THE REQUEST: Select all lines with the string "choke" in them, and copy those lines.
** START DATASET **
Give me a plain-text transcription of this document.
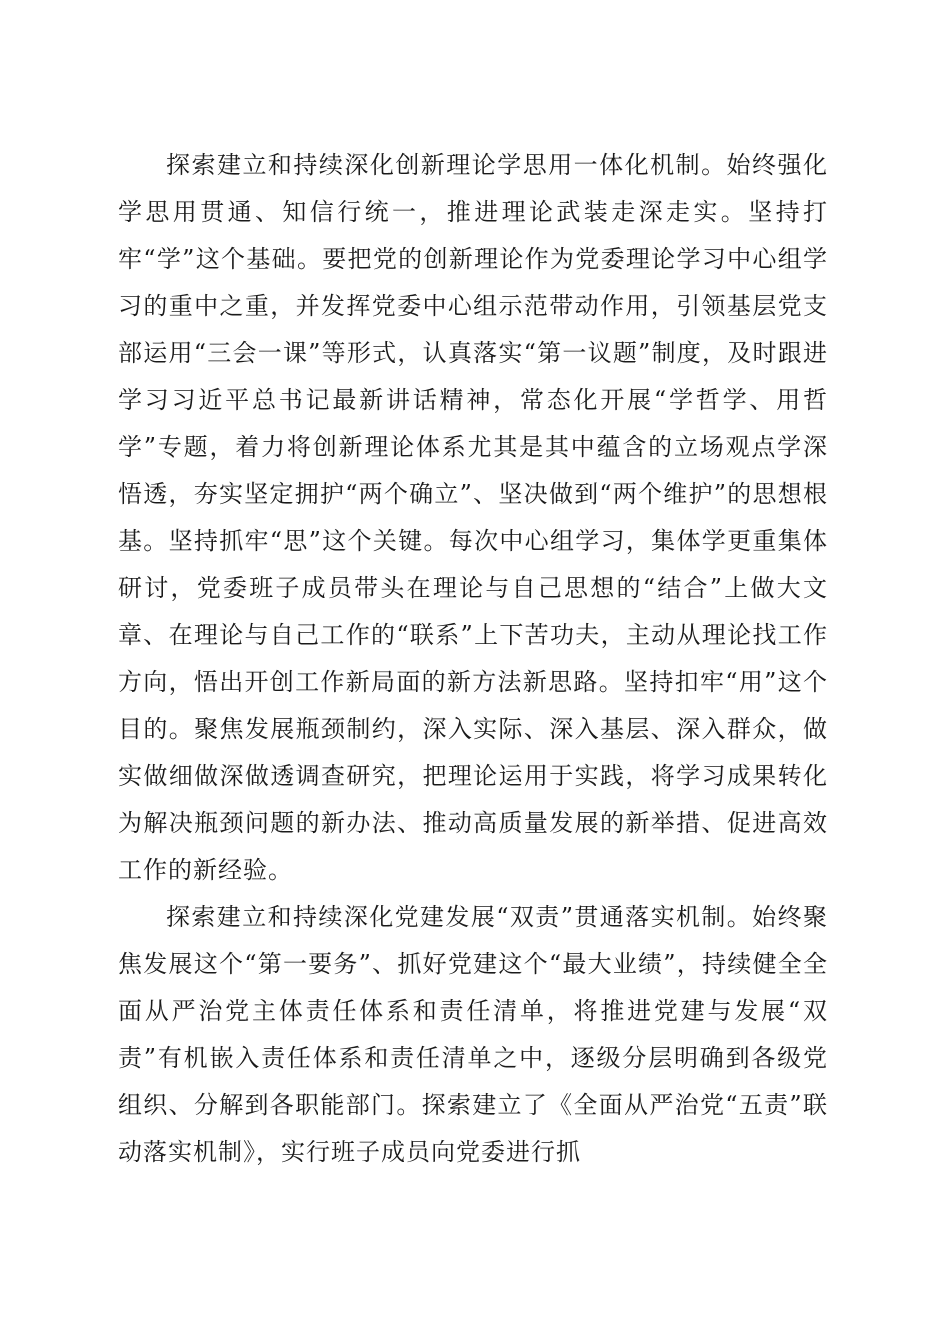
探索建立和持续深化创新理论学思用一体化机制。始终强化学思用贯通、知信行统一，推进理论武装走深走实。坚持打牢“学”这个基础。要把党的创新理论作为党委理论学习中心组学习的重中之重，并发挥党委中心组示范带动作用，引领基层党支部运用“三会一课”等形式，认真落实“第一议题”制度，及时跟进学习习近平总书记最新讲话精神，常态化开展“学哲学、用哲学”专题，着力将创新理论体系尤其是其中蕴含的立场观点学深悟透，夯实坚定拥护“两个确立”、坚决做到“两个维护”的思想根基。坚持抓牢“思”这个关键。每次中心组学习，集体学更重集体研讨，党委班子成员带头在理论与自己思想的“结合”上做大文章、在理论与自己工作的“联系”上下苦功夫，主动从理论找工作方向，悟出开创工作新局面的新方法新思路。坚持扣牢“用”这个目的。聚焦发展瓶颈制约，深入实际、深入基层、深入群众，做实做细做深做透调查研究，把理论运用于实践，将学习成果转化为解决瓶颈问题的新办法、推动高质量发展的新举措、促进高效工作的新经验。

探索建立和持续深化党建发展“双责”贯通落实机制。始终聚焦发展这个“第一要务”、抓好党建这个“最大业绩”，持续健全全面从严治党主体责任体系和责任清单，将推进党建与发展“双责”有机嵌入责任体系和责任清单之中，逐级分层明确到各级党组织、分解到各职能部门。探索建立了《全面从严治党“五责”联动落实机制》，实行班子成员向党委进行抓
** END DATASET **
** START DATASET **
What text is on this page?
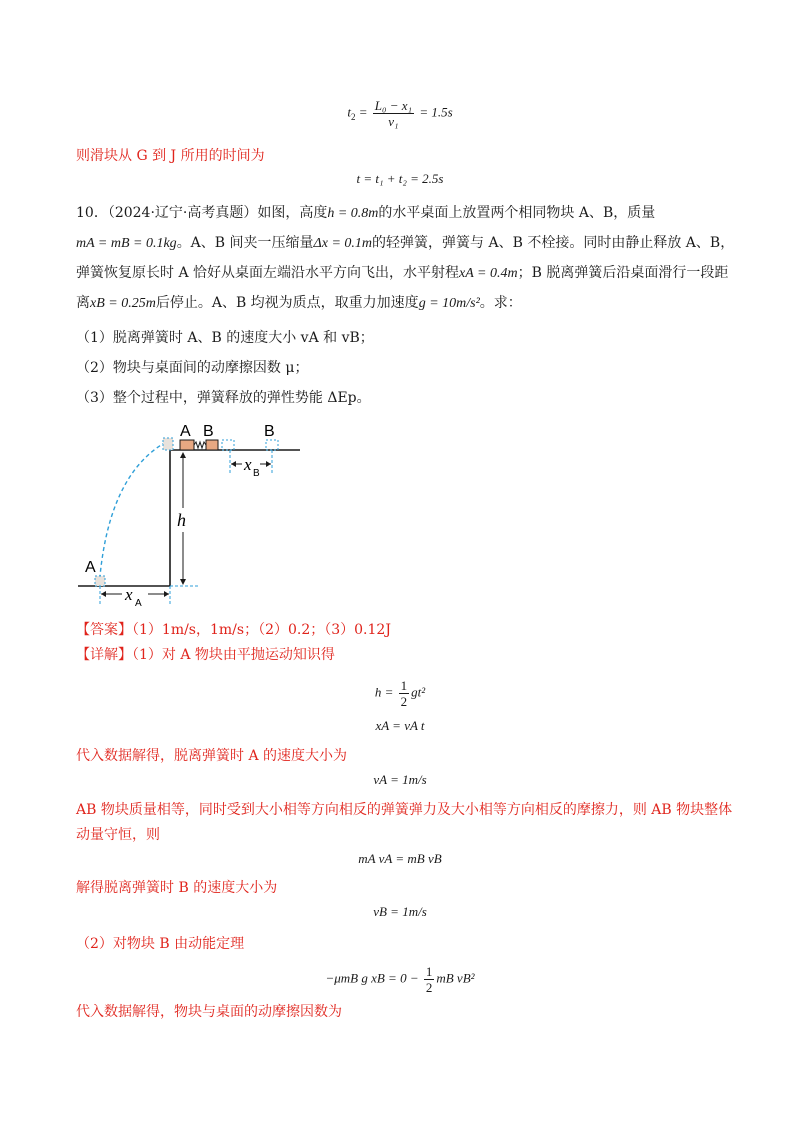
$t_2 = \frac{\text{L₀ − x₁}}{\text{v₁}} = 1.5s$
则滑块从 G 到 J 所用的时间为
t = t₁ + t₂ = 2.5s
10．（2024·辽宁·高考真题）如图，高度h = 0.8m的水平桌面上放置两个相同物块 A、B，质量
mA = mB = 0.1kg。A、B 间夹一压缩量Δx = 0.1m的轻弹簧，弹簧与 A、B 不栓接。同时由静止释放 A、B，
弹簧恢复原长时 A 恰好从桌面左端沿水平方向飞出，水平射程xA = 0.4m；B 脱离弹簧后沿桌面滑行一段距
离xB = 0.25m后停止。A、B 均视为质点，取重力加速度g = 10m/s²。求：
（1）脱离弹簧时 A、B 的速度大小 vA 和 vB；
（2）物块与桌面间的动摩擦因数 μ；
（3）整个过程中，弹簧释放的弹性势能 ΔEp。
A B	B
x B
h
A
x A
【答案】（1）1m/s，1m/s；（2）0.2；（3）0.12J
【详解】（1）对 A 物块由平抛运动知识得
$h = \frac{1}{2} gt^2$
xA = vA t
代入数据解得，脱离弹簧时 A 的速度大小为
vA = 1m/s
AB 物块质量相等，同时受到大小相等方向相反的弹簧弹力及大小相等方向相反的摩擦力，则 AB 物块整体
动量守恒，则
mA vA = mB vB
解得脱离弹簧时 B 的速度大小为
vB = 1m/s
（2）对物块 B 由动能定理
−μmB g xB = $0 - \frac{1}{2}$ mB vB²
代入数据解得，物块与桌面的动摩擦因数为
** END DATASET **
** START DATASET **
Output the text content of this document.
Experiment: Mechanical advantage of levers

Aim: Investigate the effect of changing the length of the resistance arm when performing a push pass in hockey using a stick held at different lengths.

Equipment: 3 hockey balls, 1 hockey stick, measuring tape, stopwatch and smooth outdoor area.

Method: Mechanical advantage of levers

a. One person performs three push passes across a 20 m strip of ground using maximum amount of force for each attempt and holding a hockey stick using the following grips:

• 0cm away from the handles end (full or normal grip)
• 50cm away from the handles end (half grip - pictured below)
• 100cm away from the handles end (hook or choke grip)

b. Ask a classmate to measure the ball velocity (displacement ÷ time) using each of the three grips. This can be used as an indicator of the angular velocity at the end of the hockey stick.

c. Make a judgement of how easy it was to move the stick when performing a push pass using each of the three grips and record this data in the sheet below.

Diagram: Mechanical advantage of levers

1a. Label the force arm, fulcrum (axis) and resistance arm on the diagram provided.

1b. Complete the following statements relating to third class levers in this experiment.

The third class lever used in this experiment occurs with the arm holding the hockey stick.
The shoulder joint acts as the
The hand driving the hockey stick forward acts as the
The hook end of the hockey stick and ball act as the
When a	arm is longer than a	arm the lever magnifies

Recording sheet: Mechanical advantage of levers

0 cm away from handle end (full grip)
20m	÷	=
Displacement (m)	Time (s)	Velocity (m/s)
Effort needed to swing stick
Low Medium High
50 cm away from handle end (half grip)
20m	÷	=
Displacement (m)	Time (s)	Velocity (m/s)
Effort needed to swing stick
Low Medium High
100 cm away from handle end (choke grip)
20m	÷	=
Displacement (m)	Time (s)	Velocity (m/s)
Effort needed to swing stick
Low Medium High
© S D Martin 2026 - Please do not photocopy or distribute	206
** END DATASET **
RESULT FOR THIS EXERCISE:
• 100cm away from the handles end (hook or choke grip)
100 cm away from handle end (choke grip)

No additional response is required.